--- Start Extracted data ---

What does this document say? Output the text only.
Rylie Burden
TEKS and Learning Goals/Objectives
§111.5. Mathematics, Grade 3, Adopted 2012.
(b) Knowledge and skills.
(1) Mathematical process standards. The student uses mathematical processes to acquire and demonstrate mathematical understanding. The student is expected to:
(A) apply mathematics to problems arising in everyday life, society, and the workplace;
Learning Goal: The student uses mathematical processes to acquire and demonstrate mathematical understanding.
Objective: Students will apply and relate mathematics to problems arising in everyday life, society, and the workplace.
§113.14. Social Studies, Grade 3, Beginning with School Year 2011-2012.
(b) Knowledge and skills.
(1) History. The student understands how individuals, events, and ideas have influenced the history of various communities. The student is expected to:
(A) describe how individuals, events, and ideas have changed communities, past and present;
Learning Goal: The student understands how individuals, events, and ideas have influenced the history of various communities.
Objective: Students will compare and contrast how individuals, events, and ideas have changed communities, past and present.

--- End Extracted data ---

Copy the entries above exactly, leaving none out.

● **Solution**:
What does this document say? Output the text only.
Rylie Burden
TEKS and Learning Goals/Objectives
§111.5. Mathematics, Grade 3, Adopted 2012.
(b) Knowledge and skills.
(1) Mathematical process standards. The student uses mathematical processes to acquire and demonstrate mathematical understanding. The student is expected to:
(A) apply mathematics to problems arising in everyday life, society, and the workplace;
Learning Goal: The student uses mathematical processes to acquire and demonstrate mathematical understanding.
Objective: Students will apply and relate mathematics to problems arising in everyday life, society, and the workplace.
§113.14. Social Studies, Grade 3, Beginning with School Year 2011-2012.
(b) Knowledge and skills.
(1) History. The student understands how individuals, events, and ideas have influenced the history of various communities. The student is expected to:
(A) describe how individuals, events, and ideas have changed communities, past and present;
Learning Goal: The student understands how individuals, events, and ideas have influenced the history of various communities.
Objective: Students will compare and contrast how individuals, events, and ideas have changed communities, past and present.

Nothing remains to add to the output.